▶ [Task goal]
Write out all of the lines below, exactly and completely.

▶ [Given records]
• • • •

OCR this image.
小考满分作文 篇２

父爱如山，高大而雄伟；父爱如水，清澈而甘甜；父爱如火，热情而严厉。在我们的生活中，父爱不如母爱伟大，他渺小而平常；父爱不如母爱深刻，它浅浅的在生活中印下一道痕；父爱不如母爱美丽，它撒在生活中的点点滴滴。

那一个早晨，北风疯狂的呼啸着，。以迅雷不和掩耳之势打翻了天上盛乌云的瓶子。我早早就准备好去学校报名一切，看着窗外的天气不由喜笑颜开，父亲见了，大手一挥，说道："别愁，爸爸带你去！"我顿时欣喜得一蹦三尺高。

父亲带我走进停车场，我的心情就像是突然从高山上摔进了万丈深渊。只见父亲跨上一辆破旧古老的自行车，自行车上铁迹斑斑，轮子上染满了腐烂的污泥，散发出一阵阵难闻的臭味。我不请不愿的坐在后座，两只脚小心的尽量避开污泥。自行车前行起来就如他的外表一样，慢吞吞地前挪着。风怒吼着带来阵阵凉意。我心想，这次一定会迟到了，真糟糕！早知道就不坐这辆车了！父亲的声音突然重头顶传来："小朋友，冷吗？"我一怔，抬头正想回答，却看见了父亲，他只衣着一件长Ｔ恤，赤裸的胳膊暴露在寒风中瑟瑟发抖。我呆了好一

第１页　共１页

• • • •

▶ [Solution to the problem]
OCR this image.
小考满分作文 篇２

父爱如山，高大而雄伟；父爱如水，清澈而甘甜；父爱如火，热情而严厉。在我们的生活中，父爱不如母爱伟大，他渺小而平常；父爱不如母爱深刻，它浅浅的在生活中印下一道痕；父爱不如母爱美丽，它撒在生活中的点点滴滴。

那一个早晨，北风疯狂的呼啸着，。以迅雷不和掩耳之势打翻了天上盛乌云的瓶子。我早早就准备好去学校报名一切，看着窗外的天气不由喜笑颜开，父亲见了，大手一挥，说道："别愁，爸爸带你去！"我顿时欣喜得一蹦三尺高。

父亲带我走进停车场，我的心情就像是突然从高山上摔进了万丈深渊。只见父亲跨上一辆破旧古老的自行车，自行车上铁迹斑斑，轮子上染满了腐烂的污泥，散发出一阵阵难闻的臭味。我不请不愿的坐在后座，两只脚小心的尽量避开污泥。自行车前行起来就如他的外表一样，慢吞吞地前挪着。风怒吼着带来阵阵凉意。我心想，这次一定会迟到了，真糟糕！早知道就不坐这辆车了！父亲的声音突然重头顶传来："小朋友，冷吗？"我一怔，抬头正想回答，却看见了父亲，他只衣着一件长Ｔ恤，赤裸的胳膊暴露在寒风中瑟瑟发抖。我呆了好一

第１页　共１页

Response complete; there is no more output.